**Raw records**
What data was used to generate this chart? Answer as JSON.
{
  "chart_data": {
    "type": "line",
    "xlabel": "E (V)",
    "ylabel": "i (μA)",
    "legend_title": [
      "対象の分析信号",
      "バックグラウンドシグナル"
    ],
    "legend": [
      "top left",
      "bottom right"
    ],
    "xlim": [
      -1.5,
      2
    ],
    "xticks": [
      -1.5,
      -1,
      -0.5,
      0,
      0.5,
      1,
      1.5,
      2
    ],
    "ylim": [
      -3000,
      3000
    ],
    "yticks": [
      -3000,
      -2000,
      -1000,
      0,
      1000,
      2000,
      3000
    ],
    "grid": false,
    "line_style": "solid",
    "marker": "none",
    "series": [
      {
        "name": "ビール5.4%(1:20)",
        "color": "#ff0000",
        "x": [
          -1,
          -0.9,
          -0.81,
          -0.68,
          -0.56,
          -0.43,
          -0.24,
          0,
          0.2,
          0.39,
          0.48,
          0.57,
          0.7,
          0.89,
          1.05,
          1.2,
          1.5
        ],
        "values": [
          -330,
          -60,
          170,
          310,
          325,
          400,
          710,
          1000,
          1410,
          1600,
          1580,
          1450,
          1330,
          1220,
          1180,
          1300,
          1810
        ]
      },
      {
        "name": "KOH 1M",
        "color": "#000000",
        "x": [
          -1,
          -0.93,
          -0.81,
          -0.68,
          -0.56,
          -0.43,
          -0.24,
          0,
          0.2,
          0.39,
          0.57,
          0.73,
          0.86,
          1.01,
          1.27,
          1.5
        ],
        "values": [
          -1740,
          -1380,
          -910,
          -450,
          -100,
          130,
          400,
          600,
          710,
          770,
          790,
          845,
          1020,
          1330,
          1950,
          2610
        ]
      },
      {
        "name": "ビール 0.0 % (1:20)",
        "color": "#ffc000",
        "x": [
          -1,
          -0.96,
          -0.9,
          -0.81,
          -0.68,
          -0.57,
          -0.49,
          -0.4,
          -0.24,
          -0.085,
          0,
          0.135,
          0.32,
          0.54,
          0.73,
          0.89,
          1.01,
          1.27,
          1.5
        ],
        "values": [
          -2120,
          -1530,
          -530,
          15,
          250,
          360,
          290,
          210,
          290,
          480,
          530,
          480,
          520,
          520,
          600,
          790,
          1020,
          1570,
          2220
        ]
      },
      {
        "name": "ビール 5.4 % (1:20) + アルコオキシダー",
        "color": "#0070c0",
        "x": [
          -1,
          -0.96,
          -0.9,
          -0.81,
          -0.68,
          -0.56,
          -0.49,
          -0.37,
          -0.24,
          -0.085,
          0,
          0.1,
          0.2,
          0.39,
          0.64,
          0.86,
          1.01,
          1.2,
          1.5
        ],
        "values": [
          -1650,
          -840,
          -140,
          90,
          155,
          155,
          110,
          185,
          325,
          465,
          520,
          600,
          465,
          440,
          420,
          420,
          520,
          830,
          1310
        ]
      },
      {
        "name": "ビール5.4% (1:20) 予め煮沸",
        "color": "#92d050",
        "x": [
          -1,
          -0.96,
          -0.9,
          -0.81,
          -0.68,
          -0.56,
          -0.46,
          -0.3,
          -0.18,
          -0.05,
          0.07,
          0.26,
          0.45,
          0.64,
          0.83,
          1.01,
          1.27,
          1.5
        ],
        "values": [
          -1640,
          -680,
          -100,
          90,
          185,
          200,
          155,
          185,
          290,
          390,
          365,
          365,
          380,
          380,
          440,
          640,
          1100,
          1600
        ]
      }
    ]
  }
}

**Goal of the exercise**
Write out all the lines again, exactly as they are.

**Full solution**
What data was used to generate this chart? Answer as JSON.
{
  "chart_data": {
    "type": "line",
    "xlabel": "E (V)",
    "ylabel": "i (μA)",
    "legend_title": [
      "対象の分析信号",
      "バックグラウンドシグナル"
    ],
    "legend": [
      "top left",
      "bottom right"
    ],
    "xlim": [
      -1.5,
      2
    ],
    "xticks": [
      -1.5,
      -1,
      -0.5,
      0,
      0.5,
      1,
      1.5,
      2
    ],
    "ylim": [
      -3000,
      3000
    ],
    "yticks": [
      -3000,
      -2000,
      -1000,
      0,
      1000,
      2000,
      3000
    ],
    "grid": false,
    "line_style": "solid",
    "marker": "none",
    "series": [
      {
        "name": "ビール5.4%(1:20)",
        "color": "#ff0000",
        "x": [
          -1,
          -0.9,
          -0.81,
          -0.68,
          -0.56,
          -0.43,
          -0.24,
          0,
          0.2,
          0.39,
          0.48,
          0.57,
          0.7,
          0.89,
          1.05,
          1.2,
          1.5
        ],
        "values": [
          -330,
          -60,
          170,
          310,
          325,
          400,
          710,
          1000,
          1410,
          1600,
          1580,
          1450,
          1330,
          1220,
          1180,
          1300,
          1810
        ]
      },
      {
        "name": "KOH 1M",
        "color": "#000000",
        "x": [
          -1,
          -0.93,
          -0.81,
          -0.68,
          -0.56,
          -0.43,
          -0.24,
          0,
          0.2,
          0.39,
          0.57,
          0.73,
          0.86,
          1.01,
          1.27,
          1.5
        ],
        "values": [
          -1740,
          -1380,
          -910,
          -450,
          -100,
          130,
          400,
          600,
          710,
          770,
          790,
          845,
          1020,
          1330,
          1950,
          2610
        ]
      },
      {
        "name": "ビール 0.0 % (1:20)",
        "color": "#ffc000",
        "x": [
          -1,
          -0.96,
          -0.9,
          -0.81,
          -0.68,
          -0.57,
          -0.49,
          -0.4,
          -0.24,
          -0.085,
          0,
          0.135,
          0.32,
          0.54,
          0.73,
          0.89,
          1.01,
          1.27,
          1.5
        ],
        "values": [
          -2120,
          -1530,
          -530,
          15,
          250,
          360,
          290,
          210,
          290,
          480,
          530,
          480,
          520,
          520,
          600,
          790,
          1020,
          1570,
          2220
        ]
      },
      {
        "name": "ビール 5.4 % (1:20) + アルコオキシダー",
        "color": "#0070c0",
        "x": [
          -1,
          -0.96,
          -0.9,
          -0.81,
          -0.68,
          -0.56,
          -0.49,
          -0.37,
          -0.24,
          -0.085,
          0,
          0.1,
          0.2,
          0.39,
          0.64,
          0.86,
          1.01,
          1.2,
          1.5
        ],
        "values": [
          -1650,
          -840,
          -140,
          90,
          155,
          155,
          110,
          185,
          325,
          465,
          520,
          600,
          465,
          440,
          420,
          420,
          520,
          830,
          1310
        ]
      },
      {
        "name": "ビール5.4% (1:20) 予め煮沸",
        "color": "#92d050",
        "x": [
          -1,
          -0.96,
          -0.9,
          -0.81,
          -0.68,
          -0.56,
          -0.46,
          -0.3,
          -0.18,
          -0.05,
          0.07,
          0.26,
          0.45,
          0.64,
          0.83,
          1.01,
          1.27,
          1.5
        ],
        "values": [
          -1640,
          -680,
          -100,
          90,
          185,
          200,
          155,
          185,
          290,
          390,
          365,
          365,
          380,
          380,
          440,
          640,
          1100,
          1600
        ]
      }
    ]
  }
}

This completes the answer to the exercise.